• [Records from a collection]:
__________________________________________________

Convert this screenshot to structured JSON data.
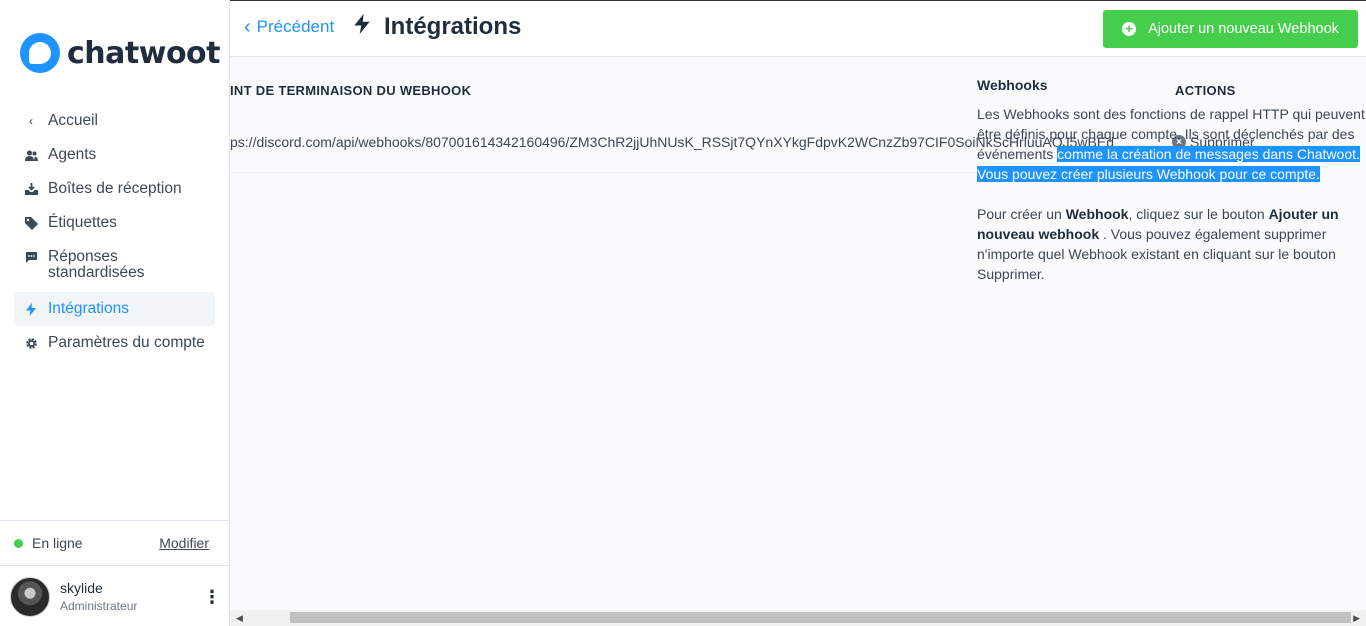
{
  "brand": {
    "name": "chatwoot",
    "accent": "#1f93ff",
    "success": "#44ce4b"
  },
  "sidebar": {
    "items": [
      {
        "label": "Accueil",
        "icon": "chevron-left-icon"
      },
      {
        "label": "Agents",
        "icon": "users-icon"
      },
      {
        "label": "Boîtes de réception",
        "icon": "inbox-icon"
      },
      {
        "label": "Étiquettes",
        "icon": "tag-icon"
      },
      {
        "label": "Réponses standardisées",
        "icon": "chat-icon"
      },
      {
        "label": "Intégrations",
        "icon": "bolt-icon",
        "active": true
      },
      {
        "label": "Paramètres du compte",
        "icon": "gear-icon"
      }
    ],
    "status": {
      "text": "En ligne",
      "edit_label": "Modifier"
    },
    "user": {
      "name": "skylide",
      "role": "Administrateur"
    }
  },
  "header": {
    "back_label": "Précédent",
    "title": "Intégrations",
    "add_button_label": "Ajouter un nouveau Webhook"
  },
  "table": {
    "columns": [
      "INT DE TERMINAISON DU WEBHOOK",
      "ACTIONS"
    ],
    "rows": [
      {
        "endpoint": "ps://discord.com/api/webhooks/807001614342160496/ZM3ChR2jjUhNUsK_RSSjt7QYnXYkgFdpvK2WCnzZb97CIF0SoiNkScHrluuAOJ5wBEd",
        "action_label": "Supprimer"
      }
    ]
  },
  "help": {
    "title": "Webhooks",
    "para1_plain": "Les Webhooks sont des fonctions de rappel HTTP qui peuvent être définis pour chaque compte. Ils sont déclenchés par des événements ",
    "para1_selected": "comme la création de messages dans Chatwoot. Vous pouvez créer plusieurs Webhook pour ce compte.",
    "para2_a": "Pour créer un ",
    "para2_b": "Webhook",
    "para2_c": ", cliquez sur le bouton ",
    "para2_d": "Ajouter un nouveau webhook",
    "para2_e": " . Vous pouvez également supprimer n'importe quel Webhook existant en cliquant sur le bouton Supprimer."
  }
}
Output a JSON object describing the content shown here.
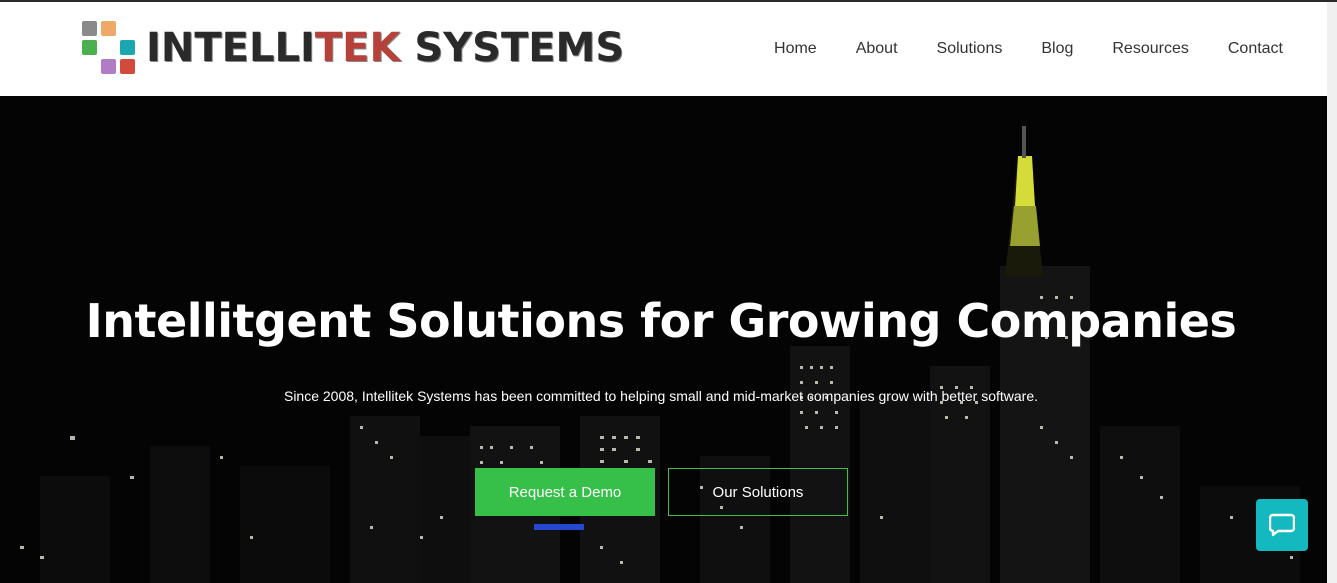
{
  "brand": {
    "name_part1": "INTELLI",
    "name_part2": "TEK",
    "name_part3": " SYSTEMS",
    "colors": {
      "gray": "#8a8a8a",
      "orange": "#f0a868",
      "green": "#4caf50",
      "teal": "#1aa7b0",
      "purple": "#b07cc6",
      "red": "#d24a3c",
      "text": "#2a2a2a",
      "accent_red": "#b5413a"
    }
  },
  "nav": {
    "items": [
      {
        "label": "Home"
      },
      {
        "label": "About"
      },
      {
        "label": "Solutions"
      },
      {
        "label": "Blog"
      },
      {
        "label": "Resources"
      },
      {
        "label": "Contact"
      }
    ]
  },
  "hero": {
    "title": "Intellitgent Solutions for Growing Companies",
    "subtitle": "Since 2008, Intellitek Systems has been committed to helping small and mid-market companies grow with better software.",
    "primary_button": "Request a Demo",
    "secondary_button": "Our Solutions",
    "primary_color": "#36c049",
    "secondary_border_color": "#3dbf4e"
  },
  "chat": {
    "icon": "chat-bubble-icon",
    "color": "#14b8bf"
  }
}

__________________________________________________

• [The task]: Select the lines in this material that hold the word "bouton", leaving none out.

• [Solution to this problem]:
    "para2_c": ", cliquez sur le bouton ",
    "para2_e": " . Vous pouvez également supprimer n'importe quel Webhook existant en cliquant sur le bouton Supprimer."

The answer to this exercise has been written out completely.